**What you need to do**: Reproduce the material word for word; the images stay out.

**Information supplied**:

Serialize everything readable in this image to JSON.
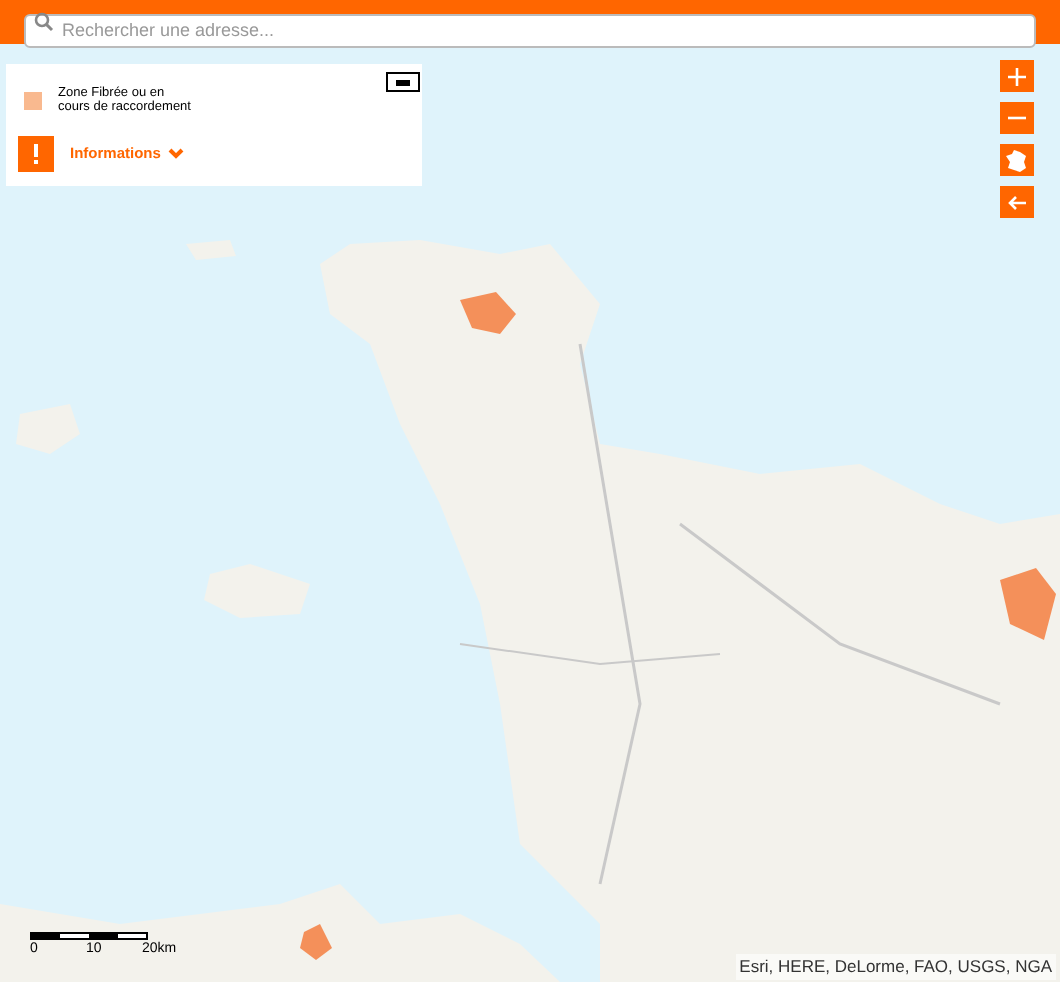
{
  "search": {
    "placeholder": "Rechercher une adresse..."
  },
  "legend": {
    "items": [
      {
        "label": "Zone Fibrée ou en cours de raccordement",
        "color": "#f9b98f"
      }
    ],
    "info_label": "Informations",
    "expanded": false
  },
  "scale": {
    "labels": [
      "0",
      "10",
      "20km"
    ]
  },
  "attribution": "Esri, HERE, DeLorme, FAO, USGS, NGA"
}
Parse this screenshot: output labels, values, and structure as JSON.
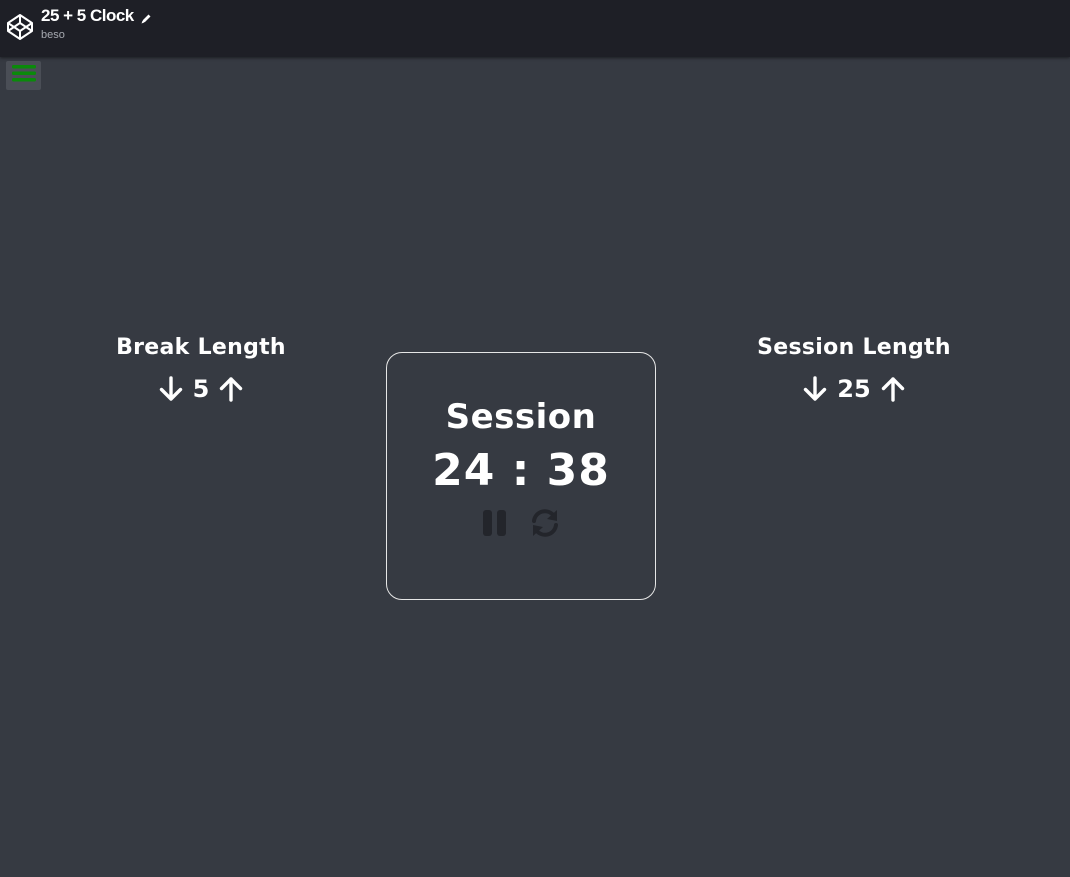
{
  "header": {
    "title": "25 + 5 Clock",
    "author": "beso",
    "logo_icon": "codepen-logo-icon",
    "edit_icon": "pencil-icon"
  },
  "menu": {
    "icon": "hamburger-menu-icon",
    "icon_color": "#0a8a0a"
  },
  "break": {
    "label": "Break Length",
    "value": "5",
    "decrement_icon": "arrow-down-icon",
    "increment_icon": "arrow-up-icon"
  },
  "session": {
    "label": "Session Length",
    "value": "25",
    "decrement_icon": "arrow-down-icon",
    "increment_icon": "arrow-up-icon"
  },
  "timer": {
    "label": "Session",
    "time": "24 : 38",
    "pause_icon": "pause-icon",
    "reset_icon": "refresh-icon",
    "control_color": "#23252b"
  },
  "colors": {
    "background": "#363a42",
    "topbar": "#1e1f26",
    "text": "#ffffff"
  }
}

**Answer to this exercise**:
Serialize everything readable in this image to JSON.
{
  "search": {
    "placeholder": "Rechercher une adresse..."
  },
  "legend": {
    "items": [
      {
        "label": "Zone Fibrée ou en cours de raccordement",
        "color": "#f9b98f"
      }
    ],
    "info_label": "Informations",
    "expanded": false
  },
  "scale": {
    "labels": [
      "0",
      "10",
      "20km"
    ]
  },
  "attribution": "Esri, HERE, DeLorme, FAO, USGS, NGA"
}
Parse this screenshot: output labels, values, and structure as JSON.
{
  "header": {
    "title": "25 + 5 Clock",
    "author": "beso",
    "logo_icon": "codepen-logo-icon",
    "edit_icon": "pencil-icon"
  },
  "menu": {
    "icon": "hamburger-menu-icon",
    "icon_color": "#0a8a0a"
  },
  "break": {
    "label": "Break Length",
    "value": "5",
    "decrement_icon": "arrow-down-icon",
    "increment_icon": "arrow-up-icon"
  },
  "session": {
    "label": "Session Length",
    "value": "25",
    "decrement_icon": "arrow-down-icon",
    "increment_icon": "arrow-up-icon"
  },
  "timer": {
    "label": "Session",
    "time": "24 : 38",
    "pause_icon": "pause-icon",
    "reset_icon": "refresh-icon",
    "control_color": "#23252b"
  },
  "colors": {
    "background": "#363a42",
    "topbar": "#1e1f26",
    "text": "#ffffff"
  }
}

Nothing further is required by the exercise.